# WHAT THE EXERCISE ASKS:
Every entry must be given again exactly.

# ENTRIES:

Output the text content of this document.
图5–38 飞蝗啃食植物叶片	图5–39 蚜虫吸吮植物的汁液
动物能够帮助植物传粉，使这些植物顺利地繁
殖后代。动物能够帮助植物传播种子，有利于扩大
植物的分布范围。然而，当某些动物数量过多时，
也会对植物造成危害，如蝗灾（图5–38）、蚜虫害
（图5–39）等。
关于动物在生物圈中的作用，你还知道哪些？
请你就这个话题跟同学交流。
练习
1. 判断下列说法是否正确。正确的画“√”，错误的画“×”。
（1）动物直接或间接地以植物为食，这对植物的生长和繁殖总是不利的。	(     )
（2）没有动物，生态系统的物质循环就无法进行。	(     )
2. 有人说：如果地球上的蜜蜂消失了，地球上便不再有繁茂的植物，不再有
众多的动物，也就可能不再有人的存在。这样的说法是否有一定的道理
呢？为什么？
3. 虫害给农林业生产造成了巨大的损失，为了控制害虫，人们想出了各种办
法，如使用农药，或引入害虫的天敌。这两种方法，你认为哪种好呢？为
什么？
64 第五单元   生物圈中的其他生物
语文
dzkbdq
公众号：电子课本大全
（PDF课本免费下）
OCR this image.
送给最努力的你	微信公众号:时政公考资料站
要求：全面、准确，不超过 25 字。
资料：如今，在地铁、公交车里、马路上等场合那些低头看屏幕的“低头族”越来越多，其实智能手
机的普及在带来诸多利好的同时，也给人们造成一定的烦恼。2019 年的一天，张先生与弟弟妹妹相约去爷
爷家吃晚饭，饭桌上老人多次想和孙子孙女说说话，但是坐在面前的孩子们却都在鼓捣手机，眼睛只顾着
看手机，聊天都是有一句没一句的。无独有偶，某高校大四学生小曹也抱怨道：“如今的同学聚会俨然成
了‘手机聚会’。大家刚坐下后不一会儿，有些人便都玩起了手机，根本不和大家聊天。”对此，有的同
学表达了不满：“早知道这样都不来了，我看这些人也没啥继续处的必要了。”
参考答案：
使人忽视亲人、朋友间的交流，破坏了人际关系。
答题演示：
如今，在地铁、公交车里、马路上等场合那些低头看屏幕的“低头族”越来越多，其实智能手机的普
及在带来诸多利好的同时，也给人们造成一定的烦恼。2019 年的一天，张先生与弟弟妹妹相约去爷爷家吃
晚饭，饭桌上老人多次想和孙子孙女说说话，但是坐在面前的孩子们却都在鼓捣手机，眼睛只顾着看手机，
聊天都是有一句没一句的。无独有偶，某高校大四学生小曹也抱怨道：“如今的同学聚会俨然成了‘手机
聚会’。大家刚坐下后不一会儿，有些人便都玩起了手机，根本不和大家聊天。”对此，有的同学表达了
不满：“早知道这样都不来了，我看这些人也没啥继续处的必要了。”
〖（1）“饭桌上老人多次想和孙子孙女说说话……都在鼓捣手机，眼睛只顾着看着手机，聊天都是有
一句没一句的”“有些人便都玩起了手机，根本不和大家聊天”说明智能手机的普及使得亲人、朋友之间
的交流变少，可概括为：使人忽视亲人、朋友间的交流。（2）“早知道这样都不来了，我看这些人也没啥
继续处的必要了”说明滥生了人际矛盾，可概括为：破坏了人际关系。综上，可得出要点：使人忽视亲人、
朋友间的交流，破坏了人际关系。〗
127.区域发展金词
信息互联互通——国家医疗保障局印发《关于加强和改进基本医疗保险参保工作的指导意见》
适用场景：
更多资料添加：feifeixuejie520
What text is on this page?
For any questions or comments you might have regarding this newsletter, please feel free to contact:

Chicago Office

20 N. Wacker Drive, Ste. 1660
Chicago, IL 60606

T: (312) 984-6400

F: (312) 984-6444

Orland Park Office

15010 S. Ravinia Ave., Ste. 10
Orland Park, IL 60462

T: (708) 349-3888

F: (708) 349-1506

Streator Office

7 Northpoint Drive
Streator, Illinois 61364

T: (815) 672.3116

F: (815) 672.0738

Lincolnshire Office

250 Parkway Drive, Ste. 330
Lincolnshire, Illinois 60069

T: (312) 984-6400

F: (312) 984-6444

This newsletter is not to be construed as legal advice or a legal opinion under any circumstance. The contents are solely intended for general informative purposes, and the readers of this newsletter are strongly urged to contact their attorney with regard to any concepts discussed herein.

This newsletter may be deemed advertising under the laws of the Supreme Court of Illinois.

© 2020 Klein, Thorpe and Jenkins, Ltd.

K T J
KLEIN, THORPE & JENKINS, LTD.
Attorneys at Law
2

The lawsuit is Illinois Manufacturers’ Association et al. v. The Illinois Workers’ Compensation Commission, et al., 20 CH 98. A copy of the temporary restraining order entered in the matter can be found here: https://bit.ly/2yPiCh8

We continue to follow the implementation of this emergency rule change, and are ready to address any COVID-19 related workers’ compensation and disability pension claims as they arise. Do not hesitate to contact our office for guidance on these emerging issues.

# EXERCISE ANSWER:
Output the text content of this document.
图5–38 飞蝗啃食植物叶片	图5–39 蚜虫吸吮植物的汁液
动物能够帮助植物传粉，使这些植物顺利地繁
殖后代。动物能够帮助植物传播种子，有利于扩大
植物的分布范围。然而，当某些动物数量过多时，
也会对植物造成危害，如蝗灾（图5–38）、蚜虫害
（图5–39）等。
关于动物在生物圈中的作用，你还知道哪些？
请你就这个话题跟同学交流。
练习
1. 判断下列说法是否正确。正确的画“√”，错误的画“×”。
（1）动物直接或间接地以植物为食，这对植物的生长和繁殖总是不利的。	(     )
（2）没有动物，生态系统的物质循环就无法进行。	(     )
2. 有人说：如果地球上的蜜蜂消失了，地球上便不再有繁茂的植物，不再有
众多的动物，也就可能不再有人的存在。这样的说法是否有一定的道理
呢？为什么？
3. 虫害给农林业生产造成了巨大的损失，为了控制害虫，人们想出了各种办
法，如使用农药，或引入害虫的天敌。这两种方法，你认为哪种好呢？为
什么？
64 第五单元   生物圈中的其他生物
语文
dzkbdq
公众号：电子课本大全
（PDF课本免费下）
OCR this image.
送给最努力的你	微信公众号:时政公考资料站
要求：全面、准确，不超过 25 字。
资料：如今，在地铁、公交车里、马路上等场合那些低头看屏幕的“低头族”越来越多，其实智能手
机的普及在带来诸多利好的同时，也给人们造成一定的烦恼。2019 年的一天，张先生与弟弟妹妹相约去爷
爷家吃晚饭，饭桌上老人多次想和孙子孙女说说话，但是坐在面前的孩子们却都在鼓捣手机，眼睛只顾着
看手机，聊天都是有一句没一句的。无独有偶，某高校大四学生小曹也抱怨道：“如今的同学聚会俨然成
了‘手机聚会’。大家刚坐下后不一会儿，有些人便都玩起了手机，根本不和大家聊天。”对此，有的同
学表达了不满：“早知道这样都不来了，我看这些人也没啥继续处的必要了。”
参考答案：
使人忽视亲人、朋友间的交流，破坏了人际关系。
答题演示：
如今，在地铁、公交车里、马路上等场合那些低头看屏幕的“低头族”越来越多，其实智能手机的普
及在带来诸多利好的同时，也给人们造成一定的烦恼。2019 年的一天，张先生与弟弟妹妹相约去爷爷家吃
晚饭，饭桌上老人多次想和孙子孙女说说话，但是坐在面前的孩子们却都在鼓捣手机，眼睛只顾着看手机，
聊天都是有一句没一句的。无独有偶，某高校大四学生小曹也抱怨道：“如今的同学聚会俨然成了‘手机
聚会’。大家刚坐下后不一会儿，有些人便都玩起了手机，根本不和大家聊天。”对此，有的同学表达了
不满：“早知道这样都不来了，我看这些人也没啥继续处的必要了。”
〖（1）“饭桌上老人多次想和孙子孙女说说话……都在鼓捣手机，眼睛只顾着看着手机，聊天都是有
一句没一句的”“有些人便都玩起了手机，根本不和大家聊天”说明智能手机的普及使得亲人、朋友之间
的交流变少，可概括为：使人忽视亲人、朋友间的交流。（2）“早知道这样都不来了，我看这些人也没啥
继续处的必要了”说明滥生了人际矛盾，可概括为：破坏了人际关系。综上，可得出要点：使人忽视亲人、
朋友间的交流，破坏了人际关系。〗
127.区域发展金词
信息互联互通——国家医疗保障局印发《关于加强和改进基本医疗保险参保工作的指导意见》
适用场景：
更多资料添加：feifeixuejie520
What text is on this page?
For any questions or comments you might have regarding this newsletter, please feel free to contact:

Chicago Office

20 N. Wacker Drive, Ste. 1660
Chicago, IL 60606

T: (312) 984-6400

F: (312) 984-6444

Orland Park Office

15010 S. Ravinia Ave., Ste. 10
Orland Park, IL 60462

T: (708) 349-3888

F: (708) 349-1506

Streator Office

7 Northpoint Drive
Streator, Illinois 61364

T: (815) 672.3116

F: (815) 672.0738

Lincolnshire Office

250 Parkway Drive, Ste. 330
Lincolnshire, Illinois 60069

T: (312) 984-6400

F: (312) 984-6444

This newsletter is not to be construed as legal advice or a legal opinion under any circumstance. The contents are solely intended for general informative purposes, and the readers of this newsletter are strongly urged to contact their attorney with regard to any concepts discussed herein.

This newsletter may be deemed advertising under the laws of the Supreme Court of Illinois.

© 2020 Klein, Thorpe and Jenkins, Ltd.

K T J
KLEIN, THORPE & JENKINS, LTD.
Attorneys at Law
2

The lawsuit is Illinois Manufacturers’ Association et al. v. The Illinois Workers’ Compensation Commission, et al., 20 CH 98. A copy of the temporary restraining order entered in the matter can be found here: https://bit.ly/2yPiCh8

We continue to follow the implementation of this emergency rule change, and are ready to address any COVID-19 related workers’ compensation and disability pension claims as they arise. Do not hesitate to contact our office for guidance on these emerging issues.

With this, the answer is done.